* [Task details]: Consider the data that follows and state how many lines contain the string "يشتركا", using the number alone.

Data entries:
------------

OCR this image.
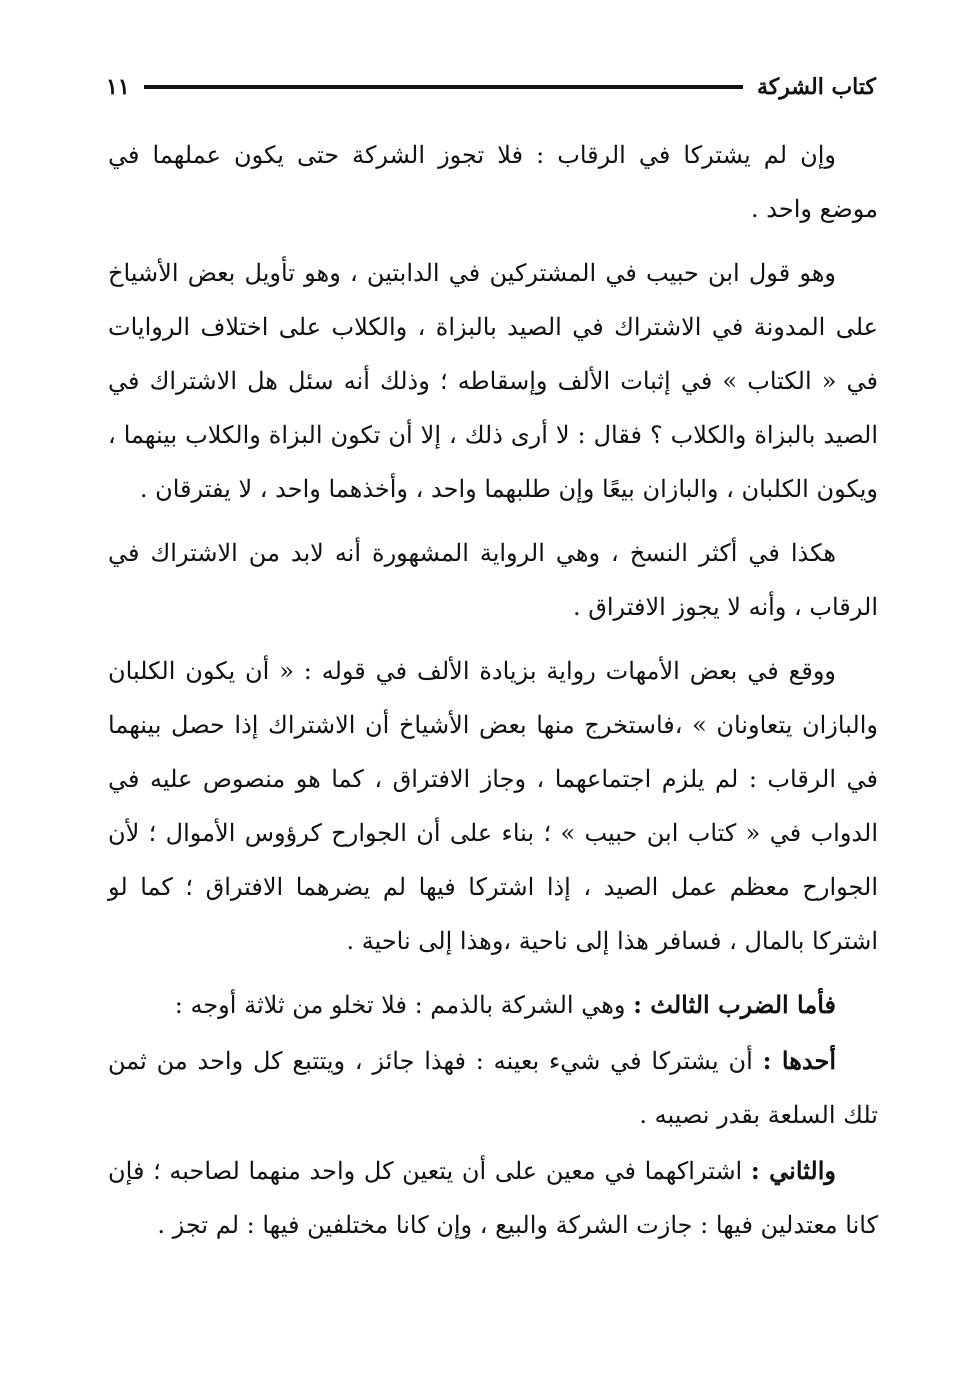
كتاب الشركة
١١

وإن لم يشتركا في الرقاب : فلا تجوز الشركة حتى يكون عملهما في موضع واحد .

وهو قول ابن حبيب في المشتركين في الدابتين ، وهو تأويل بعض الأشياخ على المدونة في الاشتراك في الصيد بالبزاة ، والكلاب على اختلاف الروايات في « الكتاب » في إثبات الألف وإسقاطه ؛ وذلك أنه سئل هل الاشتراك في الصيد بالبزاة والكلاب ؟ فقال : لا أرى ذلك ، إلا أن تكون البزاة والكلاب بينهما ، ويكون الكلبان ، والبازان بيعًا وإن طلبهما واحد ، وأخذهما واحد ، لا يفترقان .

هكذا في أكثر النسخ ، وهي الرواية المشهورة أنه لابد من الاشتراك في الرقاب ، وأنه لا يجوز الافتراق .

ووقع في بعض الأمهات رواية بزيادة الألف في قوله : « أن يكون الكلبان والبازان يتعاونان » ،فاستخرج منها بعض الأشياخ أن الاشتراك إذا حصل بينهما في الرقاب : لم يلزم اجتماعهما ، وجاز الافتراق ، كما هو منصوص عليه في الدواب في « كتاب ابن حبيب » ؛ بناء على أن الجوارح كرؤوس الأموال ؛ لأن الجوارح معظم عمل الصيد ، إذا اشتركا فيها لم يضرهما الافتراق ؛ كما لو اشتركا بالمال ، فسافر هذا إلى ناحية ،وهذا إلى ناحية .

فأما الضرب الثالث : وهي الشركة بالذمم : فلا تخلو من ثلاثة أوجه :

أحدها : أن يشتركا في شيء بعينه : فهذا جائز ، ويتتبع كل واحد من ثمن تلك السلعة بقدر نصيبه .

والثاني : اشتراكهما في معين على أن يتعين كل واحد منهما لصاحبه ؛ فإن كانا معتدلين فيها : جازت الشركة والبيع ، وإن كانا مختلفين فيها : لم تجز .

------------

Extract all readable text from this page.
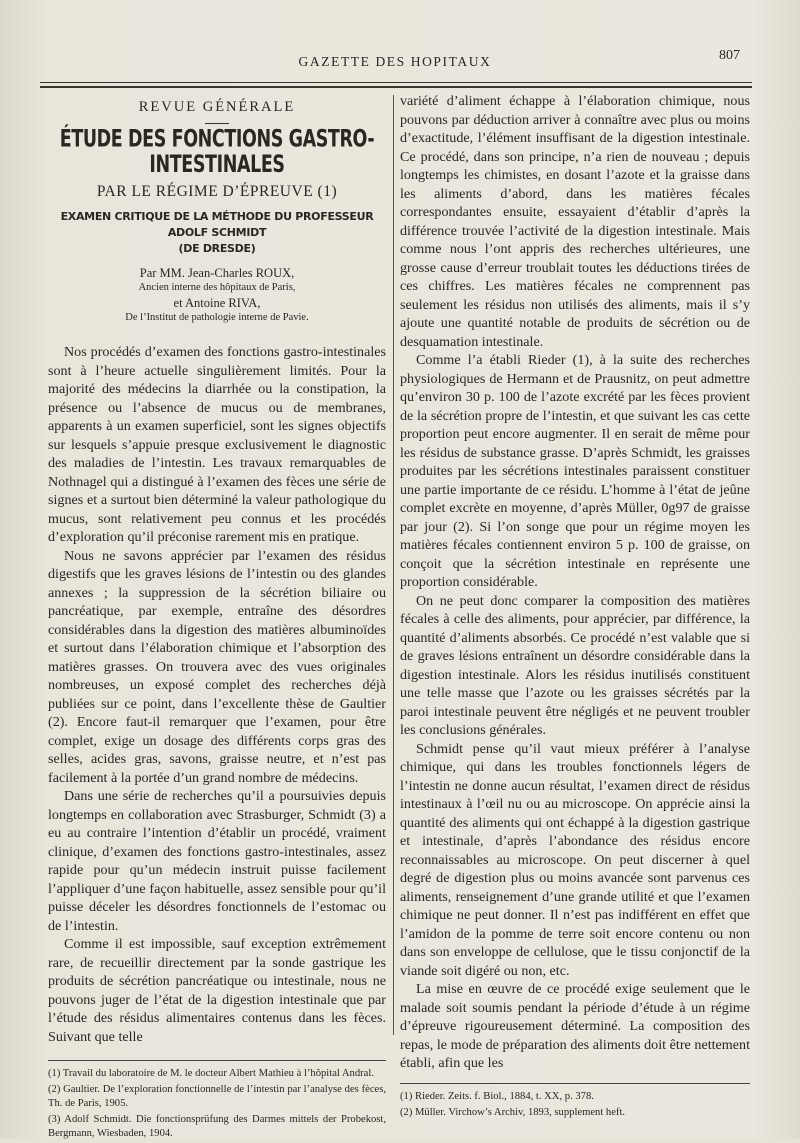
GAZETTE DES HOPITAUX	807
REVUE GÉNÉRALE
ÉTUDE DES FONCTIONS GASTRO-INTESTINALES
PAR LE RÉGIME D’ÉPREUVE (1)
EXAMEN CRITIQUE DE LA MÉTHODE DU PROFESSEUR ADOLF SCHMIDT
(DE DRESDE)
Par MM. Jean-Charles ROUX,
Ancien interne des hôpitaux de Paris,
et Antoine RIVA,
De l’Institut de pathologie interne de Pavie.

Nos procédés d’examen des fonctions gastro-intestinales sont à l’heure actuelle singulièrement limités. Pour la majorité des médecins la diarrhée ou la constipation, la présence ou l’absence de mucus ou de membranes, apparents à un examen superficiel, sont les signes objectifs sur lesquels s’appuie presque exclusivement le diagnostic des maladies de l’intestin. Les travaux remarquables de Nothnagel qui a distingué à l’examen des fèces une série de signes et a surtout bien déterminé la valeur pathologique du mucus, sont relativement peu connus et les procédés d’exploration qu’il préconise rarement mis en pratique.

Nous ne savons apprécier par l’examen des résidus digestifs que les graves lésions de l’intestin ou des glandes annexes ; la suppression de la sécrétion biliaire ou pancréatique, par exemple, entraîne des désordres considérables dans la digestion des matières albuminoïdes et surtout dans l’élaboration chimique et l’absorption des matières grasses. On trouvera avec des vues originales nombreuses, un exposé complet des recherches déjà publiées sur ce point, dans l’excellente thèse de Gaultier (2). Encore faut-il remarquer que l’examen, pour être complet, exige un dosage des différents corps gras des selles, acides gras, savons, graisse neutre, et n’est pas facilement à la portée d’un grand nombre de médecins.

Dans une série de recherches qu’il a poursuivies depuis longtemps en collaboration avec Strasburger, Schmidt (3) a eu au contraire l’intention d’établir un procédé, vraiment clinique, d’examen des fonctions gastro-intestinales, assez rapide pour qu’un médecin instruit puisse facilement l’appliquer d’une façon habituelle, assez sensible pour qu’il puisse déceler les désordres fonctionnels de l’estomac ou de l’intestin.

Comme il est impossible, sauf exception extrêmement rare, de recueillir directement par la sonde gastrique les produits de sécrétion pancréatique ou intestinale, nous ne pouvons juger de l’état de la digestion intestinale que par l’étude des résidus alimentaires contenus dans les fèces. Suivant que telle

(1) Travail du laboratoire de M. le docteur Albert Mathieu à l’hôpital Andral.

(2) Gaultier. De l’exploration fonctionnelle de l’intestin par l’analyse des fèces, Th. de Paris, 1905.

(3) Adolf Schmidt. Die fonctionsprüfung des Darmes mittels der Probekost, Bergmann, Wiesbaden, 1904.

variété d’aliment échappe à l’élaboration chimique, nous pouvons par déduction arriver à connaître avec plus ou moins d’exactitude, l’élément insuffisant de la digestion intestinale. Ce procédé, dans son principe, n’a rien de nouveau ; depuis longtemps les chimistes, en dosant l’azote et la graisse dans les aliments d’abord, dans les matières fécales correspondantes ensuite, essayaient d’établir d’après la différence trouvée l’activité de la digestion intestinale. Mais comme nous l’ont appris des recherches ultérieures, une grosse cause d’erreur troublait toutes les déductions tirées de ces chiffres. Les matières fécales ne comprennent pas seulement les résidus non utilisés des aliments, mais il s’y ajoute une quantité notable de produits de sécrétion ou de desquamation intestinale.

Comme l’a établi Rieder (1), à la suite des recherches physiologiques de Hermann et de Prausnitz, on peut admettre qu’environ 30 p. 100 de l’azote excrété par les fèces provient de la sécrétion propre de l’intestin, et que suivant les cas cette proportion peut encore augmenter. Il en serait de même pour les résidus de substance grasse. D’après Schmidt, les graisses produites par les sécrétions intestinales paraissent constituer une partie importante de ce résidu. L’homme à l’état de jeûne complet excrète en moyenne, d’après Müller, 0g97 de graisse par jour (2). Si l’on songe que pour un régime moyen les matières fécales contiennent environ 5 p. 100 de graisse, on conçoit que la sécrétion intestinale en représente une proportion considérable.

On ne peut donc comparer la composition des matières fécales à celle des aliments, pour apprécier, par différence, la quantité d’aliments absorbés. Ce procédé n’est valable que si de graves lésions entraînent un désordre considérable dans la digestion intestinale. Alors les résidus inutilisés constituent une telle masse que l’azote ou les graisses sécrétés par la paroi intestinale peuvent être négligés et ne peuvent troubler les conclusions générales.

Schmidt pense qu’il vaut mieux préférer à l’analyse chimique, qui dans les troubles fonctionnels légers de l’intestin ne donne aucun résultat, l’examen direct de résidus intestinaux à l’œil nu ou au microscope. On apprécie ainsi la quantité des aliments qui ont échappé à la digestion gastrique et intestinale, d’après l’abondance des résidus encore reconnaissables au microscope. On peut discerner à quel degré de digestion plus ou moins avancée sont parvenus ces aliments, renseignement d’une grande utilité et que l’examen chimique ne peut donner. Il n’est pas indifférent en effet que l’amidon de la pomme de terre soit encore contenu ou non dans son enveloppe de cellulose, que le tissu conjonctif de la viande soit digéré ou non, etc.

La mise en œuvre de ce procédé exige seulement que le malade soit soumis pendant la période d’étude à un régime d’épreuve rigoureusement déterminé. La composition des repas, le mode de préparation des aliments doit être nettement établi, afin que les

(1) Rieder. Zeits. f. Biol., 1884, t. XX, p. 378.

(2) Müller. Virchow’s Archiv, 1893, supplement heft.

------------

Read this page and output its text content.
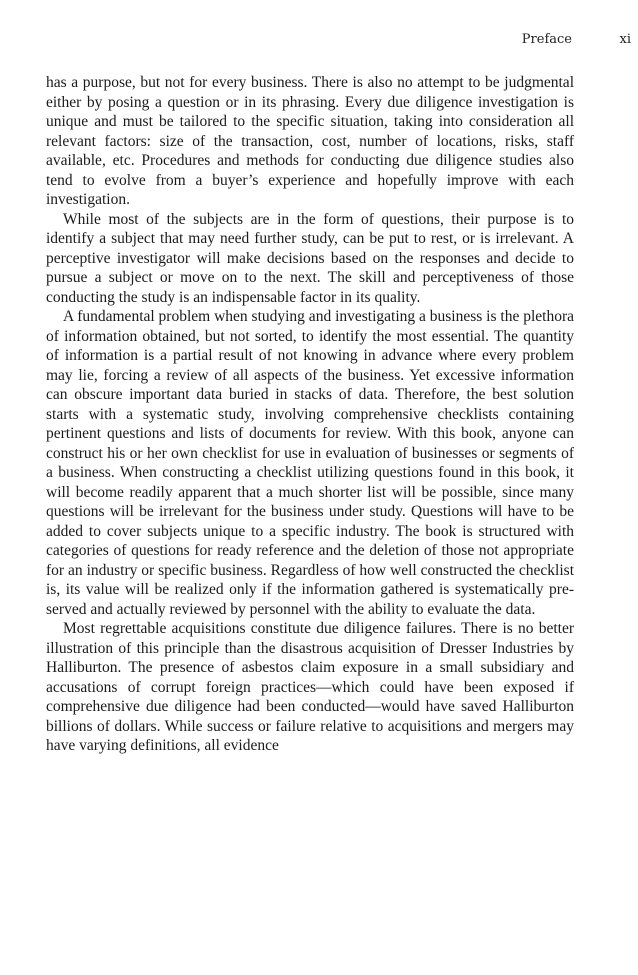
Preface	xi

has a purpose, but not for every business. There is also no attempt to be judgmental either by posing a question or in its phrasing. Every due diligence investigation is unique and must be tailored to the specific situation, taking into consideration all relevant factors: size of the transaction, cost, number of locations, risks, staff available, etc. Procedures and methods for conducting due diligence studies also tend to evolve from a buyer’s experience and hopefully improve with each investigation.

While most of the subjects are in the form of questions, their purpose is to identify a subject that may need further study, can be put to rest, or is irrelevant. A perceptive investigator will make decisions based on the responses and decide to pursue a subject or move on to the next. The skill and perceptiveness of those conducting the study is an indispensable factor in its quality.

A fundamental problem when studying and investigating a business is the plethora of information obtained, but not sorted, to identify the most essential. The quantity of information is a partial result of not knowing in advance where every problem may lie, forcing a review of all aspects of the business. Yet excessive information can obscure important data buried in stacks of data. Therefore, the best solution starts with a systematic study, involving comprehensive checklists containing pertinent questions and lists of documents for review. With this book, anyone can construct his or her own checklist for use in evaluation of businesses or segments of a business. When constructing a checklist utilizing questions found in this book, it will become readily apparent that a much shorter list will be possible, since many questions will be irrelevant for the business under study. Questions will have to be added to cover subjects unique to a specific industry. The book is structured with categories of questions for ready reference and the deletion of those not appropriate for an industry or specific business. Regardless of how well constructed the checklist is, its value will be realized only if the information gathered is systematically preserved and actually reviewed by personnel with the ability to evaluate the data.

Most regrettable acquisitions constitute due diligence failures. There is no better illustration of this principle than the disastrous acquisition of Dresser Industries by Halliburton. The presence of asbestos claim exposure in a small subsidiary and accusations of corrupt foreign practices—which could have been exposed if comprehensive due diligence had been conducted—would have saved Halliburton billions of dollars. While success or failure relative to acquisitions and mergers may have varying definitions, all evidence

------------

* [Full answer]: 2